Directive -> Return the records that follow, matching each one exactly.

Extracted information ->
══════════
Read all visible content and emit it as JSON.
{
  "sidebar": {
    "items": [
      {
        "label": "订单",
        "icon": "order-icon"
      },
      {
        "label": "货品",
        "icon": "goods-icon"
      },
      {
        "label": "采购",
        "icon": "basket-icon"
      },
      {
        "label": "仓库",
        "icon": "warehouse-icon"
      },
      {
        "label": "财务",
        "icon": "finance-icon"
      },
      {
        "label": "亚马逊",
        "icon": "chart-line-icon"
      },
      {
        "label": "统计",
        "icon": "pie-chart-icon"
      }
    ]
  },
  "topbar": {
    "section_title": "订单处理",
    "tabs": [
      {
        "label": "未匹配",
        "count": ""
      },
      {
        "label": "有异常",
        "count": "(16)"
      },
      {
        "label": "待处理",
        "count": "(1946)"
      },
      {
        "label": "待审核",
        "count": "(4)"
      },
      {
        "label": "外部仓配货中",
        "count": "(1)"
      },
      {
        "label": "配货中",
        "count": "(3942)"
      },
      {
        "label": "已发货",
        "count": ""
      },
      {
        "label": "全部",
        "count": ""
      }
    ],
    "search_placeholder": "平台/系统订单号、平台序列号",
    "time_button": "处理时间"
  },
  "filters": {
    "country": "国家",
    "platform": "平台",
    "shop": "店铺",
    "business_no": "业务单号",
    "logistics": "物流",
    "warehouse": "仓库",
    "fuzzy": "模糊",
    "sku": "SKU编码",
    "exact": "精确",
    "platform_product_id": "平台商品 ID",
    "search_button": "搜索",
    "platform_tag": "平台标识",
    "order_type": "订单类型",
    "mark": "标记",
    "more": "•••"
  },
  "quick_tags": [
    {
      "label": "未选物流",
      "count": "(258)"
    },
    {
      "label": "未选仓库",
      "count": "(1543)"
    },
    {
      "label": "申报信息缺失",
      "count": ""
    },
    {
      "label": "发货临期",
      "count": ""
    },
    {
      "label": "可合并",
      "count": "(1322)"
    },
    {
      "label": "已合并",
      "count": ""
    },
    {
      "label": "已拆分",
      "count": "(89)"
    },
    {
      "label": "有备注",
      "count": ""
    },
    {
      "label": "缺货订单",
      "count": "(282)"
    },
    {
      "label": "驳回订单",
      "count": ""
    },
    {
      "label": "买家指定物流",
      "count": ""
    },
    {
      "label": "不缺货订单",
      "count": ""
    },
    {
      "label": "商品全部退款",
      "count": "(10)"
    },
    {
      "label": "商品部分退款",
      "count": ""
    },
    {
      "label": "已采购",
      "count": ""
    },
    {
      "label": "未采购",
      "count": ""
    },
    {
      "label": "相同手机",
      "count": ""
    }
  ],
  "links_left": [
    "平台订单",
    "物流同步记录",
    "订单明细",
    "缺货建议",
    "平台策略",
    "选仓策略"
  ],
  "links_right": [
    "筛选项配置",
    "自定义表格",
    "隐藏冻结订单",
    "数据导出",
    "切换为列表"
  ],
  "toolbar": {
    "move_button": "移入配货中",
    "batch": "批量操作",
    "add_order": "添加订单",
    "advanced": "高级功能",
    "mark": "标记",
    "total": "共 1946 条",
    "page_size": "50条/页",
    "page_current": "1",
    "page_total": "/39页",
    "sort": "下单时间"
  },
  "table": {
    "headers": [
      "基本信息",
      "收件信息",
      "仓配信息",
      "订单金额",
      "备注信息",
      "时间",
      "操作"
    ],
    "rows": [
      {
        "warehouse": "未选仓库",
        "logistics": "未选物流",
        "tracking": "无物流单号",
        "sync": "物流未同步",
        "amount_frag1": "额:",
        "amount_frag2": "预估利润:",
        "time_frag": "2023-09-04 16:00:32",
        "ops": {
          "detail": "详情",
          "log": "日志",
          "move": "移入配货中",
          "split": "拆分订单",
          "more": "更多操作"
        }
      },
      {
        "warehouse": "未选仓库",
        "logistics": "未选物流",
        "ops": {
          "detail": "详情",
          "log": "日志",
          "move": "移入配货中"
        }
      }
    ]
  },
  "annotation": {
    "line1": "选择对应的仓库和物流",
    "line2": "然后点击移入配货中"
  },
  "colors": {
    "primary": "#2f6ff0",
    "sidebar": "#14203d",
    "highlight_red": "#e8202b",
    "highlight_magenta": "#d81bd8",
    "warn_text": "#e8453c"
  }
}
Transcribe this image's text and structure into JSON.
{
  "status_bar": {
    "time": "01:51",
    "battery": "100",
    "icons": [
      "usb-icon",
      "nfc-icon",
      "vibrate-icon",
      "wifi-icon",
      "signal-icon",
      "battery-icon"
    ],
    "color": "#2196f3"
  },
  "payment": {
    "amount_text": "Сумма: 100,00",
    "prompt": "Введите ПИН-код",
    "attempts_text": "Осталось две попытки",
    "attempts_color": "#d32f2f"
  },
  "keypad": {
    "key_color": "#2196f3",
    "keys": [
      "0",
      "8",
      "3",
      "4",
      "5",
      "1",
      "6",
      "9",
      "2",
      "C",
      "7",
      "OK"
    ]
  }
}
══════════
Written solution ->
Read all visible content and emit it as JSON.
{
  "sidebar": {
    "items": [
      {
        "label": "订单",
        "icon": "order-icon"
      },
      {
        "label": "货品",
        "icon": "goods-icon"
      },
      {
        "label": "采购",
        "icon": "basket-icon"
      },
      {
        "label": "仓库",
        "icon": "warehouse-icon"
      },
      {
        "label": "财务",
        "icon": "finance-icon"
      },
      {
        "label": "亚马逊",
        "icon": "chart-line-icon"
      },
      {
        "label": "统计",
        "icon": "pie-chart-icon"
      }
    ]
  },
  "topbar": {
    "section_title": "订单处理",
    "tabs": [
      {
        "label": "未匹配",
        "count": ""
      },
      {
        "label": "有异常",
        "count": "(16)"
      },
      {
        "label": "待处理",
        "count": "(1946)"
      },
      {
        "label": "待审核",
        "count": "(4)"
      },
      {
        "label": "外部仓配货中",
        "count": "(1)"
      },
      {
        "label": "配货中",
        "count": "(3942)"
      },
      {
        "label": "已发货",
        "count": ""
      },
      {
        "label": "全部",
        "count": ""
      }
    ],
    "search_placeholder": "平台/系统订单号、平台序列号",
    "time_button": "处理时间"
  },
  "filters": {
    "country": "国家",
    "platform": "平台",
    "shop": "店铺",
    "business_no": "业务单号",
    "logistics": "物流",
    "warehouse": "仓库",
    "fuzzy": "模糊",
    "sku": "SKU编码",
    "exact": "精确",
    "platform_product_id": "平台商品 ID",
    "search_button": "搜索",
    "platform_tag": "平台标识",
    "order_type": "订单类型",
    "mark": "标记",
    "more": "•••"
  },
  "quick_tags": [
    {
      "label": "未选物流",
      "count": "(258)"
    },
    {
      "label": "未选仓库",
      "count": "(1543)"
    },
    {
      "label": "申报信息缺失",
      "count": ""
    },
    {
      "label": "发货临期",
      "count": ""
    },
    {
      "label": "可合并",
      "count": "(1322)"
    },
    {
      "label": "已合并",
      "count": ""
    },
    {
      "label": "已拆分",
      "count": "(89)"
    },
    {
      "label": "有备注",
      "count": ""
    },
    {
      "label": "缺货订单",
      "count": "(282)"
    },
    {
      "label": "驳回订单",
      "count": ""
    },
    {
      "label": "买家指定物流",
      "count": ""
    },
    {
      "label": "不缺货订单",
      "count": ""
    },
    {
      "label": "商品全部退款",
      "count": "(10)"
    },
    {
      "label": "商品部分退款",
      "count": ""
    },
    {
      "label": "已采购",
      "count": ""
    },
    {
      "label": "未采购",
      "count": ""
    },
    {
      "label": "相同手机",
      "count": ""
    }
  ],
  "links_left": [
    "平台订单",
    "物流同步记录",
    "订单明细",
    "缺货建议",
    "平台策略",
    "选仓策略"
  ],
  "links_right": [
    "筛选项配置",
    "自定义表格",
    "隐藏冻结订单",
    "数据导出",
    "切换为列表"
  ],
  "toolbar": {
    "move_button": "移入配货中",
    "batch": "批量操作",
    "add_order": "添加订单",
    "advanced": "高级功能",
    "mark": "标记",
    "total": "共 1946 条",
    "page_size": "50条/页",
    "page_current": "1",
    "page_total": "/39页",
    "sort": "下单时间"
  },
  "table": {
    "headers": [
      "基本信息",
      "收件信息",
      "仓配信息",
      "订单金额",
      "备注信息",
      "时间",
      "操作"
    ],
    "rows": [
      {
        "warehouse": "未选仓库",
        "logistics": "未选物流",
        "tracking": "无物流单号",
        "sync": "物流未同步",
        "amount_frag1": "额:",
        "amount_frag2": "预估利润:",
        "time_frag": "2023-09-04 16:00:32",
        "ops": {
          "detail": "详情",
          "log": "日志",
          "move": "移入配货中",
          "split": "拆分订单",
          "more": "更多操作"
        }
      },
      {
        "warehouse": "未选仓库",
        "logistics": "未选物流",
        "ops": {
          "detail": "详情",
          "log": "日志",
          "move": "移入配货中"
        }
      }
    ]
  },
  "annotation": {
    "line1": "选择对应的仓库和物流",
    "line2": "然后点击移入配货中"
  },
  "colors": {
    "primary": "#2f6ff0",
    "sidebar": "#14203d",
    "highlight_red": "#e8202b",
    "highlight_magenta": "#d81bd8",
    "warn_text": "#e8453c"
  }
}
Transcribe this image's text and structure into JSON.
{
  "status_bar": {
    "time": "01:51",
    "battery": "100",
    "icons": [
      "usb-icon",
      "nfc-icon",
      "vibrate-icon",
      "wifi-icon",
      "signal-icon",
      "battery-icon"
    ],
    "color": "#2196f3"
  },
  "payment": {
    "amount_text": "Сумма: 100,00",
    "prompt": "Введите ПИН-код",
    "attempts_text": "Осталось две попытки",
    "attempts_color": "#d32f2f"
  },
  "keypad": {
    "key_color": "#2196f3",
    "keys": [
      "0",
      "8",
      "3",
      "4",
      "5",
      "1",
      "6",
      "9",
      "2",
      "C",
      "7",
      "OK"
    ]
  }
}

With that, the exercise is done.